- [GIVEN REQUEST]:
Write the material out again exactly.

- [GIVEN INFORMATION]:
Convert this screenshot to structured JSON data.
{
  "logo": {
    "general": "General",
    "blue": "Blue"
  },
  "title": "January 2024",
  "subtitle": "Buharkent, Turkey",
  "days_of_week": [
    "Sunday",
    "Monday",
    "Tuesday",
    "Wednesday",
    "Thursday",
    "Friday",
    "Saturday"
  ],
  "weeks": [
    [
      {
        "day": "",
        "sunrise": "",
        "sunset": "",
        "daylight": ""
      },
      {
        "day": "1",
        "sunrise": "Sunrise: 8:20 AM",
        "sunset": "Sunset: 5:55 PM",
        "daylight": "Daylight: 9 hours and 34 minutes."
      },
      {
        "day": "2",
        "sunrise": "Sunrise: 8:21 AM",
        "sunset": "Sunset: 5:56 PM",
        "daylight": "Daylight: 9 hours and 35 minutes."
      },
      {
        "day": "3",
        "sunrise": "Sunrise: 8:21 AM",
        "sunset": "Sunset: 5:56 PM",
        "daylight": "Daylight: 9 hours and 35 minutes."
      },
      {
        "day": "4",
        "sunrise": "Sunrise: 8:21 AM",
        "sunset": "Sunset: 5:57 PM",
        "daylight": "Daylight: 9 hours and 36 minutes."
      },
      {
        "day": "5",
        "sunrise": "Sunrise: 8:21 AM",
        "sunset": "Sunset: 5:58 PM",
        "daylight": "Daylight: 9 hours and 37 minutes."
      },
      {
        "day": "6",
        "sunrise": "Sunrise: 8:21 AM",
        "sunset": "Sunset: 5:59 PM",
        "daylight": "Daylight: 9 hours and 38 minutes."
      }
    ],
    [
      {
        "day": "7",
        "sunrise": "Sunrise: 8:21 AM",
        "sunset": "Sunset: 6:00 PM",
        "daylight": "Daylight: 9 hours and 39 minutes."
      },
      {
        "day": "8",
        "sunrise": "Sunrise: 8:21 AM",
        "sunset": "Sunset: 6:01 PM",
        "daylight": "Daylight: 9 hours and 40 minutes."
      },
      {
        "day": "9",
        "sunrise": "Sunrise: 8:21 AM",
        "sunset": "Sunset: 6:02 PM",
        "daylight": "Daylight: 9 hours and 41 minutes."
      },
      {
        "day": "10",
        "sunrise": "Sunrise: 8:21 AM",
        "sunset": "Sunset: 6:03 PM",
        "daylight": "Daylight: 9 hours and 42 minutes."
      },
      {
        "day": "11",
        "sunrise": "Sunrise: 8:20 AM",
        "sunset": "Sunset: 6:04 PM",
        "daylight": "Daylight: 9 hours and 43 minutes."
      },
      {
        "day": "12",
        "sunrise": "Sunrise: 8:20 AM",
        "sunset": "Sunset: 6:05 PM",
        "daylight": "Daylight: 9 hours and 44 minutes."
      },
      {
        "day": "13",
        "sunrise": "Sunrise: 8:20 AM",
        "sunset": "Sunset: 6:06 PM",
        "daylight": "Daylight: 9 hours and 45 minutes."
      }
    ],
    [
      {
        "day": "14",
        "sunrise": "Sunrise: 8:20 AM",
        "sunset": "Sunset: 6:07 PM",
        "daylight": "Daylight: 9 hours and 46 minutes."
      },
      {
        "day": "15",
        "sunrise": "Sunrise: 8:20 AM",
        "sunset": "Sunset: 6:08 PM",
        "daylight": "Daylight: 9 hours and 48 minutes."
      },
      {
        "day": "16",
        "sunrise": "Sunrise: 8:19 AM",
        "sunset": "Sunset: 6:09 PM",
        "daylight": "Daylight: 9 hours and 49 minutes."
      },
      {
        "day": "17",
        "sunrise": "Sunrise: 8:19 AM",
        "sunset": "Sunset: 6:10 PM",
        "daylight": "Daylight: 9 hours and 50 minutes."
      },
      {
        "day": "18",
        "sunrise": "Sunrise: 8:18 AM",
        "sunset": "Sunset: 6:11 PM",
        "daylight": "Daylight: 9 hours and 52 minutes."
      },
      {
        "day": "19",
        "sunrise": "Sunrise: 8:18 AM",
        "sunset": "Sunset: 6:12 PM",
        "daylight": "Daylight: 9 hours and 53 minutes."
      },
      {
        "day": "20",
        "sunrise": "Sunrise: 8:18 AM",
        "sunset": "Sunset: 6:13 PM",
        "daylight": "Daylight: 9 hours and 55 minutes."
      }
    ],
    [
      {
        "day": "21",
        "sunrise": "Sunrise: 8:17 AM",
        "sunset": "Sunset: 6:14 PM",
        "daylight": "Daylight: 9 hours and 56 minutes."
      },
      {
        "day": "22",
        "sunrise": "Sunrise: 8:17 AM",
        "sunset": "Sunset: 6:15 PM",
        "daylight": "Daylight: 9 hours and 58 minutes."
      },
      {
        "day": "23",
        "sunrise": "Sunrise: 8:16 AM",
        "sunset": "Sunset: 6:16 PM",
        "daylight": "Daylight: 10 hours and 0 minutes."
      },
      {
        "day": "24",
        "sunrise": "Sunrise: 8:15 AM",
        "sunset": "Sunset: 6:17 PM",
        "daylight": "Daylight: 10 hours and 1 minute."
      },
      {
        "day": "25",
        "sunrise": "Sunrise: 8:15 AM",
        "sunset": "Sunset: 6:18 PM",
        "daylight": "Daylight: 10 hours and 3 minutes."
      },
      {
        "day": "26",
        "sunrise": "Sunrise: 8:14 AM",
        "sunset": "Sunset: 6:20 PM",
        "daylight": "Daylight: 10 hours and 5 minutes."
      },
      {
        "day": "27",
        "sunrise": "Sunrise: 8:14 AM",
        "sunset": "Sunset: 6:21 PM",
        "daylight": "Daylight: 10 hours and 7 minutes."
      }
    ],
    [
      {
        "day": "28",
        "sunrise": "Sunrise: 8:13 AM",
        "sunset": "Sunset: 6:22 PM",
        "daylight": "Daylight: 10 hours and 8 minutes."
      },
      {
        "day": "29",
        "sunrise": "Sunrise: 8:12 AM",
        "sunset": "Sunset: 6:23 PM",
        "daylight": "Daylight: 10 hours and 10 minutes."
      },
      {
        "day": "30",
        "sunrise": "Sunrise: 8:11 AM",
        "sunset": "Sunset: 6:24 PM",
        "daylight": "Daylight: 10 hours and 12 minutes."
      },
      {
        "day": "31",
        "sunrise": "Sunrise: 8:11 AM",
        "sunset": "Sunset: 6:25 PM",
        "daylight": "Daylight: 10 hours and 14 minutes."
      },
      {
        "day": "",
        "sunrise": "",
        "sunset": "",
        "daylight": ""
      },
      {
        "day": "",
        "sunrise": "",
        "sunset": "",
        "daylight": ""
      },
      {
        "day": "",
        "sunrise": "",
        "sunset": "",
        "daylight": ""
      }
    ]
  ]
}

- [THE REPLY]:
Convert this screenshot to structured JSON data.
{
  "logo": {
    "general": "General",
    "blue": "Blue"
  },
  "title": "January 2024",
  "subtitle": "Buharkent, Turkey",
  "days_of_week": [
    "Sunday",
    "Monday",
    "Tuesday",
    "Wednesday",
    "Thursday",
    "Friday",
    "Saturday"
  ],
  "weeks": [
    [
      {
        "day": "",
        "sunrise": "",
        "sunset": "",
        "daylight": ""
      },
      {
        "day": "1",
        "sunrise": "Sunrise: 8:20 AM",
        "sunset": "Sunset: 5:55 PM",
        "daylight": "Daylight: 9 hours and 34 minutes."
      },
      {
        "day": "2",
        "sunrise": "Sunrise: 8:21 AM",
        "sunset": "Sunset: 5:56 PM",
        "daylight": "Daylight: 9 hours and 35 minutes."
      },
      {
        "day": "3",
        "sunrise": "Sunrise: 8:21 AM",
        "sunset": "Sunset: 5:56 PM",
        "daylight": "Daylight: 9 hours and 35 minutes."
      },
      {
        "day": "4",
        "sunrise": "Sunrise: 8:21 AM",
        "sunset": "Sunset: 5:57 PM",
        "daylight": "Daylight: 9 hours and 36 minutes."
      },
      {
        "day": "5",
        "sunrise": "Sunrise: 8:21 AM",
        "sunset": "Sunset: 5:58 PM",
        "daylight": "Daylight: 9 hours and 37 minutes."
      },
      {
        "day": "6",
        "sunrise": "Sunrise: 8:21 AM",
        "sunset": "Sunset: 5:59 PM",
        "daylight": "Daylight: 9 hours and 38 minutes."
      }
    ],
    [
      {
        "day": "7",
        "sunrise": "Sunrise: 8:21 AM",
        "sunset": "Sunset: 6:00 PM",
        "daylight": "Daylight: 9 hours and 39 minutes."
      },
      {
        "day": "8",
        "sunrise": "Sunrise: 8:21 AM",
        "sunset": "Sunset: 6:01 PM",
        "daylight": "Daylight: 9 hours and 40 minutes."
      },
      {
        "day": "9",
        "sunrise": "Sunrise: 8:21 AM",
        "sunset": "Sunset: 6:02 PM",
        "daylight": "Daylight: 9 hours and 41 minutes."
      },
      {
        "day": "10",
        "sunrise": "Sunrise: 8:21 AM",
        "sunset": "Sunset: 6:03 PM",
        "daylight": "Daylight: 9 hours and 42 minutes."
      },
      {
        "day": "11",
        "sunrise": "Sunrise: 8:20 AM",
        "sunset": "Sunset: 6:04 PM",
        "daylight": "Daylight: 9 hours and 43 minutes."
      },
      {
        "day": "12",
        "sunrise": "Sunrise: 8:20 AM",
        "sunset": "Sunset: 6:05 PM",
        "daylight": "Daylight: 9 hours and 44 minutes."
      },
      {
        "day": "13",
        "sunrise": "Sunrise: 8:20 AM",
        "sunset": "Sunset: 6:06 PM",
        "daylight": "Daylight: 9 hours and 45 minutes."
      }
    ],
    [
      {
        "day": "14",
        "sunrise": "Sunrise: 8:20 AM",
        "sunset": "Sunset: 6:07 PM",
        "daylight": "Daylight: 9 hours and 46 minutes."
      },
      {
        "day": "15",
        "sunrise": "Sunrise: 8:20 AM",
        "sunset": "Sunset: 6:08 PM",
        "daylight": "Daylight: 9 hours and 48 minutes."
      },
      {
        "day": "16",
        "sunrise": "Sunrise: 8:19 AM",
        "sunset": "Sunset: 6:09 PM",
        "daylight": "Daylight: 9 hours and 49 minutes."
      },
      {
        "day": "17",
        "sunrise": "Sunrise: 8:19 AM",
        "sunset": "Sunset: 6:10 PM",
        "daylight": "Daylight: 9 hours and 50 minutes."
      },
      {
        "day": "18",
        "sunrise": "Sunrise: 8:18 AM",
        "sunset": "Sunset: 6:11 PM",
        "daylight": "Daylight: 9 hours and 52 minutes."
      },
      {
        "day": "19",
        "sunrise": "Sunrise: 8:18 AM",
        "sunset": "Sunset: 6:12 PM",
        "daylight": "Daylight: 9 hours and 53 minutes."
      },
      {
        "day": "20",
        "sunrise": "Sunrise: 8:18 AM",
        "sunset": "Sunset: 6:13 PM",
        "daylight": "Daylight: 9 hours and 55 minutes."
      }
    ],
    [
      {
        "day": "21",
        "sunrise": "Sunrise: 8:17 AM",
        "sunset": "Sunset: 6:14 PM",
        "daylight": "Daylight: 9 hours and 56 minutes."
      },
      {
        "day": "22",
        "sunrise": "Sunrise: 8:17 AM",
        "sunset": "Sunset: 6:15 PM",
        "daylight": "Daylight: 9 hours and 58 minutes."
      },
      {
        "day": "23",
        "sunrise": "Sunrise: 8:16 AM",
        "sunset": "Sunset: 6:16 PM",
        "daylight": "Daylight: 10 hours and 0 minutes."
      },
      {
        "day": "24",
        "sunrise": "Sunrise: 8:15 AM",
        "sunset": "Sunset: 6:17 PM",
        "daylight": "Daylight: 10 hours and 1 minute."
      },
      {
        "day": "25",
        "sunrise": "Sunrise: 8:15 AM",
        "sunset": "Sunset: 6:18 PM",
        "daylight": "Daylight: 10 hours and 3 minutes."
      },
      {
        "day": "26",
        "sunrise": "Sunrise: 8:14 AM",
        "sunset": "Sunset: 6:20 PM",
        "daylight": "Daylight: 10 hours and 5 minutes."
      },
      {
        "day": "27",
        "sunrise": "Sunrise: 8:14 AM",
        "sunset": "Sunset: 6:21 PM",
        "daylight": "Daylight: 10 hours and 7 minutes."
      }
    ],
    [
      {
        "day": "28",
        "sunrise": "Sunrise: 8:13 AM",
        "sunset": "Sunset: 6:22 PM",
        "daylight": "Daylight: 10 hours and 8 minutes."
      },
      {
        "day": "29",
        "sunrise": "Sunrise: 8:12 AM",
        "sunset": "Sunset: 6:23 PM",
        "daylight": "Daylight: 10 hours and 10 minutes."
      },
      {
        "day": "30",
        "sunrise": "Sunrise: 8:11 AM",
        "sunset": "Sunset: 6:24 PM",
        "daylight": "Daylight: 10 hours and 12 minutes."
      },
      {
        "day": "31",
        "sunrise": "Sunrise: 8:11 AM",
        "sunset": "Sunset: 6:25 PM",
        "daylight": "Daylight: 10 hours and 14 minutes."
      },
      {
        "day": "",
        "sunrise": "",
        "sunset": "",
        "daylight": ""
      },
      {
        "day": "",
        "sunrise": "",
        "sunset": "",
        "daylight": ""
      },
      {
        "day": "",
        "sunrise": "",
        "sunset": "",
        "daylight": ""
      }
    ]
  ]
}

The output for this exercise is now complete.